▶ [Task to carry out]
Pick out all lines with the word "Probability" from the records that follow.

▶ [Data provided]
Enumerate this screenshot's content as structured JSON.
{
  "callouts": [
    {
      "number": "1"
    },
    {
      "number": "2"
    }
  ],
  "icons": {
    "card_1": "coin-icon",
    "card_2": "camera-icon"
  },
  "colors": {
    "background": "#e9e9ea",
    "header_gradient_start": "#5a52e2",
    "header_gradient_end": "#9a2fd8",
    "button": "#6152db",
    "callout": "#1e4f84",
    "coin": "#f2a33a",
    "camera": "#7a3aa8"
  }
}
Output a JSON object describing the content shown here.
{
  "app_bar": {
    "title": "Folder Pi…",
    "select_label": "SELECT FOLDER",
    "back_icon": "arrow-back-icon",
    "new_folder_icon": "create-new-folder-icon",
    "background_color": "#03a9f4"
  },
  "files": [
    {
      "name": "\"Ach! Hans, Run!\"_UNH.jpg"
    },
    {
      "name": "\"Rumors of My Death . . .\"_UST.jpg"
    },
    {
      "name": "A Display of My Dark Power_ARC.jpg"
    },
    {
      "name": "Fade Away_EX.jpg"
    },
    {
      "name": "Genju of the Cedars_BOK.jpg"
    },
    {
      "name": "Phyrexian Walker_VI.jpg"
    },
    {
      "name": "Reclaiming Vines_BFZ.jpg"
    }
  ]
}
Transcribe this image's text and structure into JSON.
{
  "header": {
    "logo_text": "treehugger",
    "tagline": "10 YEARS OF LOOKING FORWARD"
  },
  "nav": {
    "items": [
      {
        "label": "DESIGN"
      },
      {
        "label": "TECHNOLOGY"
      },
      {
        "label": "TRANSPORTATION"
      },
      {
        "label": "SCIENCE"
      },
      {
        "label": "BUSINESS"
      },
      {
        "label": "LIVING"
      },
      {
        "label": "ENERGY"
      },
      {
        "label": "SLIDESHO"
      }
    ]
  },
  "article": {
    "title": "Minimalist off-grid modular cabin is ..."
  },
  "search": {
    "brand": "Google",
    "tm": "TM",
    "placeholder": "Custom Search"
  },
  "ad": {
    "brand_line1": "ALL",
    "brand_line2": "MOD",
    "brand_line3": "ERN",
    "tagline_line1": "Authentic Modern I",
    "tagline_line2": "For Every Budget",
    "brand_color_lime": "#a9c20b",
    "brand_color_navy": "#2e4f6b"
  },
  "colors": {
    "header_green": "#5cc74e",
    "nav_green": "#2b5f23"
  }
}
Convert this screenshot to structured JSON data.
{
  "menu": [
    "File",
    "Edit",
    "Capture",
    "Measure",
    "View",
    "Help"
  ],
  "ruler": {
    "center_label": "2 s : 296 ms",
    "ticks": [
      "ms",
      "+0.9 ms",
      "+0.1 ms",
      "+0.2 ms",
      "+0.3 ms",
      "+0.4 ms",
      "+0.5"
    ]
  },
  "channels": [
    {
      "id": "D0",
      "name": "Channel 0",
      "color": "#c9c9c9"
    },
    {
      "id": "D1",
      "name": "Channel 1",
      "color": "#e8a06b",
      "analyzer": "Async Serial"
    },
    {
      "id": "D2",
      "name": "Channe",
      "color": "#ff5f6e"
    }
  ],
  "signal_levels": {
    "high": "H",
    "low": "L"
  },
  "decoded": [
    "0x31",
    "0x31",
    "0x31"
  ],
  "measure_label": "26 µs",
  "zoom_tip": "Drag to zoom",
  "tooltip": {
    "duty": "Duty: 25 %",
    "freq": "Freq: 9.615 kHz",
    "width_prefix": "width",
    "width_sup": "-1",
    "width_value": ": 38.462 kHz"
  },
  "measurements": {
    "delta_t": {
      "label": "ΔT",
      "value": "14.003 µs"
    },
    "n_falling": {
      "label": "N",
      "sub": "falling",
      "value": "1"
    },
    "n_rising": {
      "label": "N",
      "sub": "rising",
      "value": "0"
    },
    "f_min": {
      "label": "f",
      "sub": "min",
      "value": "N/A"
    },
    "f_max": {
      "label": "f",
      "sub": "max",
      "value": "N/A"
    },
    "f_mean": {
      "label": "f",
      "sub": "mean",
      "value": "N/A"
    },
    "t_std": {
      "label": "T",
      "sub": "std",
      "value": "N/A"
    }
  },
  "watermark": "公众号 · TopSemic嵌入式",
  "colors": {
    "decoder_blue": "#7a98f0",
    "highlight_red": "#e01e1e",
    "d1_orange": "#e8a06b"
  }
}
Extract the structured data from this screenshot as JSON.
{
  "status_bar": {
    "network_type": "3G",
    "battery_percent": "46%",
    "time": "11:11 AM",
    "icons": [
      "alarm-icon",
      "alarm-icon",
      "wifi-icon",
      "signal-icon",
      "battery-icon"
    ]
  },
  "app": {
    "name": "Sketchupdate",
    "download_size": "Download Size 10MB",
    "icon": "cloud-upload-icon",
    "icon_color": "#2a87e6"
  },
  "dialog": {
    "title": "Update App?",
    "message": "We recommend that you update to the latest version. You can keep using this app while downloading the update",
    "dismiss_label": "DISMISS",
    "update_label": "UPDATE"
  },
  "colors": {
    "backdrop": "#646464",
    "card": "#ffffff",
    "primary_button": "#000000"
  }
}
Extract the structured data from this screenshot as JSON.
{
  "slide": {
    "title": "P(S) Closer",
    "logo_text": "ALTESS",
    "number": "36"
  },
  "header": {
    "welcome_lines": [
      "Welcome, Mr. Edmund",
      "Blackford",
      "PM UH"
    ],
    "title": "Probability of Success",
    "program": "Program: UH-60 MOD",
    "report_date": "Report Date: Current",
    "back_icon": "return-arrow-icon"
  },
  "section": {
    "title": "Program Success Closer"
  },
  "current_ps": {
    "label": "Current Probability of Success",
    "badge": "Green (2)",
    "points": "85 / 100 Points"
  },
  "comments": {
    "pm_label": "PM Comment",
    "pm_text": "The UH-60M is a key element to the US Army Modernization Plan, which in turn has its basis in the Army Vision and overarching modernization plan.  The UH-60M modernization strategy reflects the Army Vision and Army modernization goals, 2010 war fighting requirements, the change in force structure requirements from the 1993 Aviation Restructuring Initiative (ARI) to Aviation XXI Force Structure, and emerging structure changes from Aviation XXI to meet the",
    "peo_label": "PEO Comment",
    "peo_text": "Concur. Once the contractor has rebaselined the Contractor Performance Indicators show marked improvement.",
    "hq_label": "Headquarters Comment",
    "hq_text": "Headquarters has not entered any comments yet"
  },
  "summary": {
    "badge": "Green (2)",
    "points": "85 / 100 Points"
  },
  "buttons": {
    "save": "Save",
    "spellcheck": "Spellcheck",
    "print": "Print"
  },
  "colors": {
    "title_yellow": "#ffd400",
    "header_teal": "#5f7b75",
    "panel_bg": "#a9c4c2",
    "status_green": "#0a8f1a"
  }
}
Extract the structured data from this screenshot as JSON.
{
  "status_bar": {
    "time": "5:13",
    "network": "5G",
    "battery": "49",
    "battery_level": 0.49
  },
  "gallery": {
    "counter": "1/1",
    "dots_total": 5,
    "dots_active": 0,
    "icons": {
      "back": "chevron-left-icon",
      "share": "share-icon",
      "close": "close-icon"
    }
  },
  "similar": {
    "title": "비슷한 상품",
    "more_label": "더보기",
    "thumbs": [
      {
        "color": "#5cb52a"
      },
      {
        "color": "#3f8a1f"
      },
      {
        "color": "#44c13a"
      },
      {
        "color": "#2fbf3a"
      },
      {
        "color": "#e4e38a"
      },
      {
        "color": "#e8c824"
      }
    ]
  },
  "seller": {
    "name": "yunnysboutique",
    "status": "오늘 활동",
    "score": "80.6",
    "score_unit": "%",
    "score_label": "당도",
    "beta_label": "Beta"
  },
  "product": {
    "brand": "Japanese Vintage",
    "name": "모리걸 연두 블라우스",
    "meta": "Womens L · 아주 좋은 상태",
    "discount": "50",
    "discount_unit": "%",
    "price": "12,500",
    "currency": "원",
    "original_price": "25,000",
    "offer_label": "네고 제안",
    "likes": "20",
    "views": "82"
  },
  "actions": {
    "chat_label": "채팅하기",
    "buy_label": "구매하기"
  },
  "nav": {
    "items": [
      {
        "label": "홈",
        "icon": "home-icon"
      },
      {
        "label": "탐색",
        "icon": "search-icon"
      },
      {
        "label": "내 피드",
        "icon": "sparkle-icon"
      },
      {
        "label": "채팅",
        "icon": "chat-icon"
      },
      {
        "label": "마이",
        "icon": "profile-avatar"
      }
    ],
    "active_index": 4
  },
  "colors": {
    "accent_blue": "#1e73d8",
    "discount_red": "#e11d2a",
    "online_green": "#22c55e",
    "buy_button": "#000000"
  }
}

▶ [Written answer]
    "title": "Probability of Success",
    "label": "Current Probability of Success",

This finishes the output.